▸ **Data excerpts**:
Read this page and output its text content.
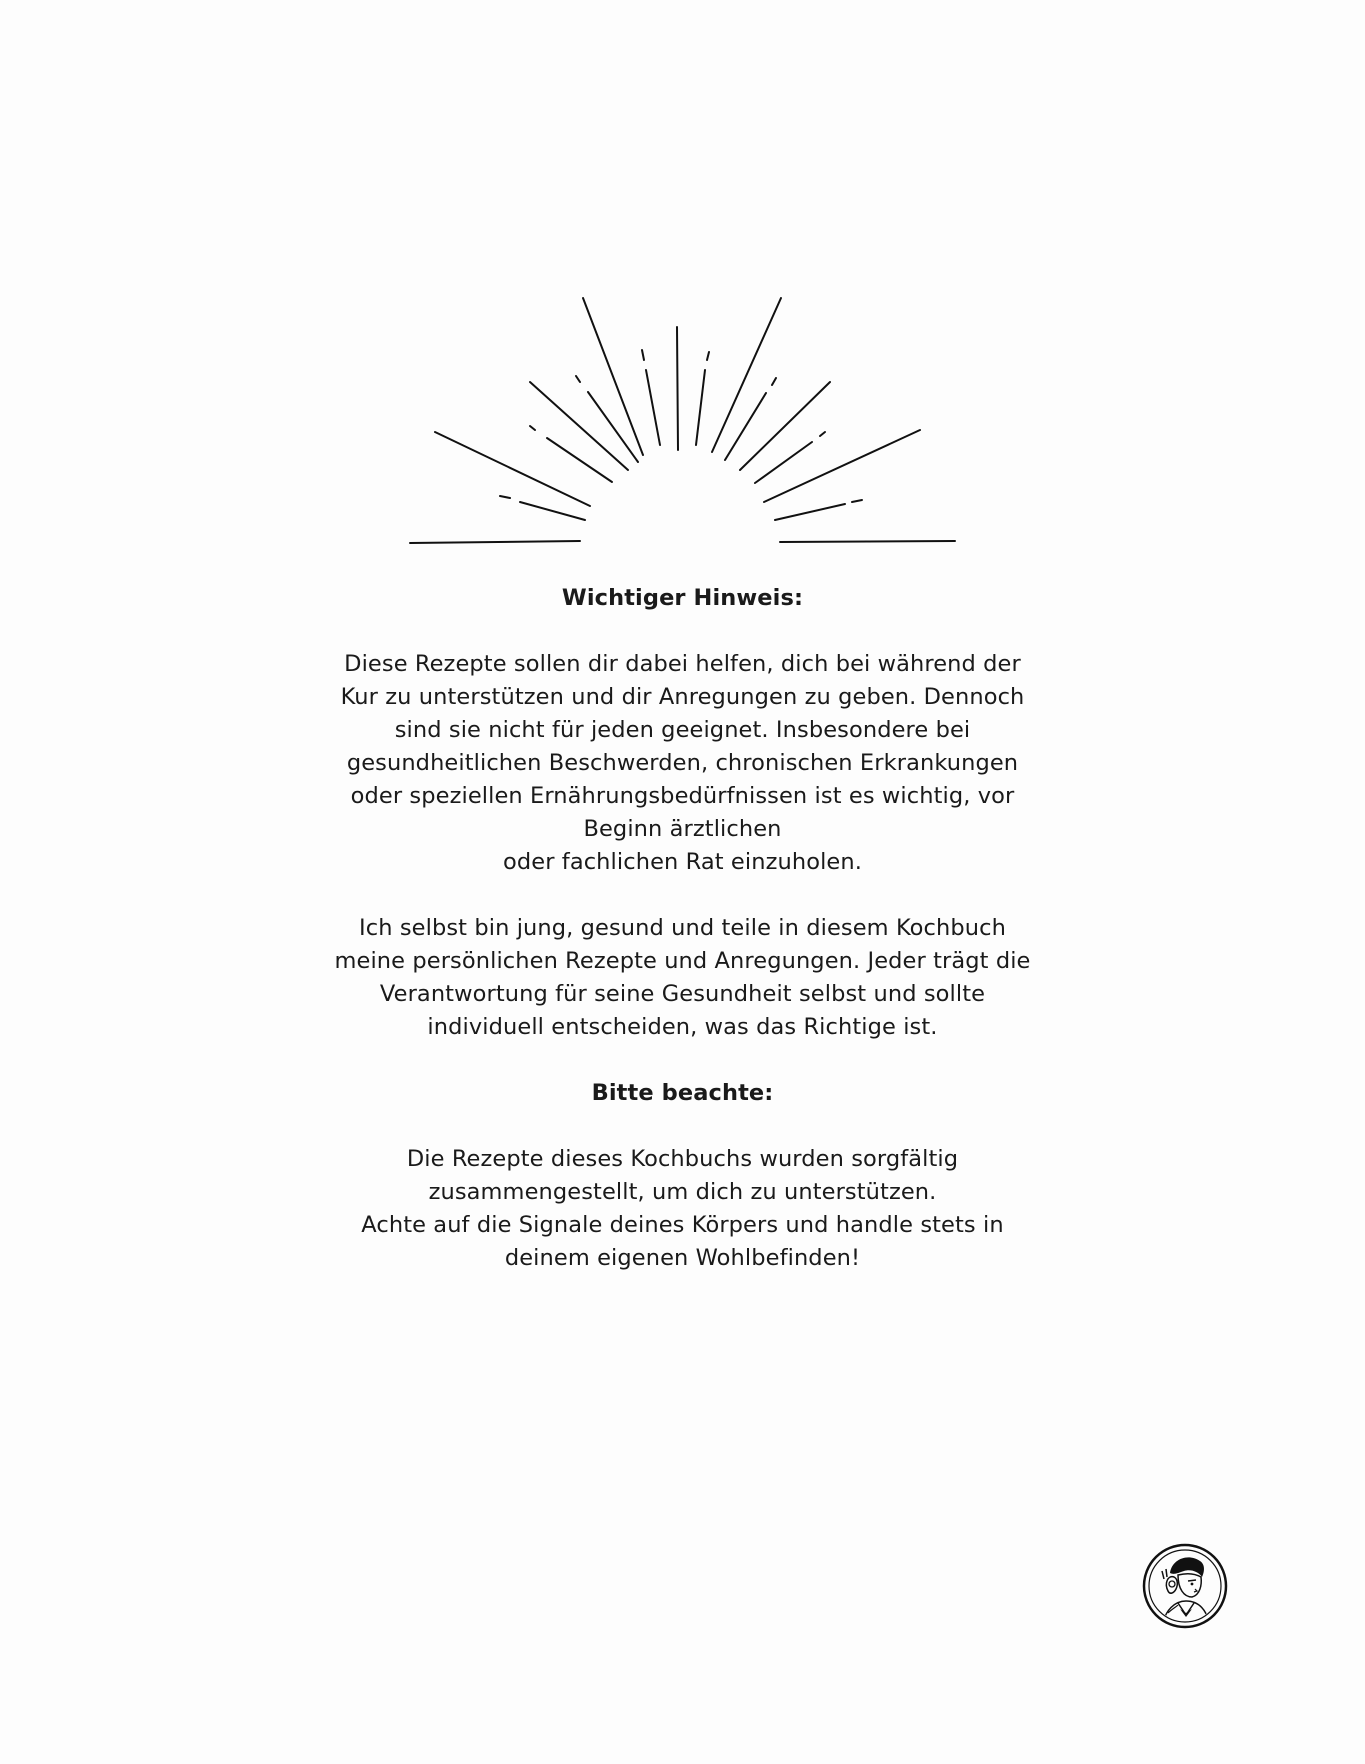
Wichtiger Hinweis:

Diese Rezepte sollen dir dabei helfen, dich bei während der

Kur zu unterstützen und dir Anregungen zu geben. Dennoch

sind sie nicht für jeden geeignet. Insbesondere bei

gesundheitlichen Beschwerden, chronischen Erkrankungen

oder speziellen Ernährungsbedürfnissen ist es wichtig, vor

Beginn ärztlichen

oder fachlichen Rat einzuholen.

Ich selbst bin jung, gesund und teile in diesem Kochbuch

meine persönlichen Rezepte und Anregungen. Jeder trägt die

Verantwortung für seine Gesundheit selbst und sollte

individuell entscheiden, was das Richtige ist.

Bitte beachte:

Die Rezepte dieses Kochbuchs wurden sorgfältig

zusammengestellt, um dich zu unterstützen.

Achte auf die Signale deines Körpers und handle stets in

deinem eigenen Wohlbefinden!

▸ **OBJECTIVE**:
Copy the listing in full and without alteration, omitting every picture.

▸ **CORRECT RESPONSE**:
Read this page and output its text content.
Wichtiger Hinweis:

Diese Rezepte sollen dir dabei helfen, dich bei während der

Kur zu unterstützen und dir Anregungen zu geben. Dennoch

sind sie nicht für jeden geeignet. Insbesondere bei

gesundheitlichen Beschwerden, chronischen Erkrankungen

oder speziellen Ernährungsbedürfnissen ist es wichtig, vor

Beginn ärztlichen

oder fachlichen Rat einzuholen.

Ich selbst bin jung, gesund und teile in diesem Kochbuch

meine persönlichen Rezepte und Anregungen. Jeder trägt die

Verantwortung für seine Gesundheit selbst und sollte

individuell entscheiden, was das Richtige ist.

Bitte beachte:

Die Rezepte dieses Kochbuchs wurden sorgfältig

zusammengestellt, um dich zu unterstützen.

Achte auf die Signale deines Körpers und handle stets in

deinem eigenen Wohlbefinden!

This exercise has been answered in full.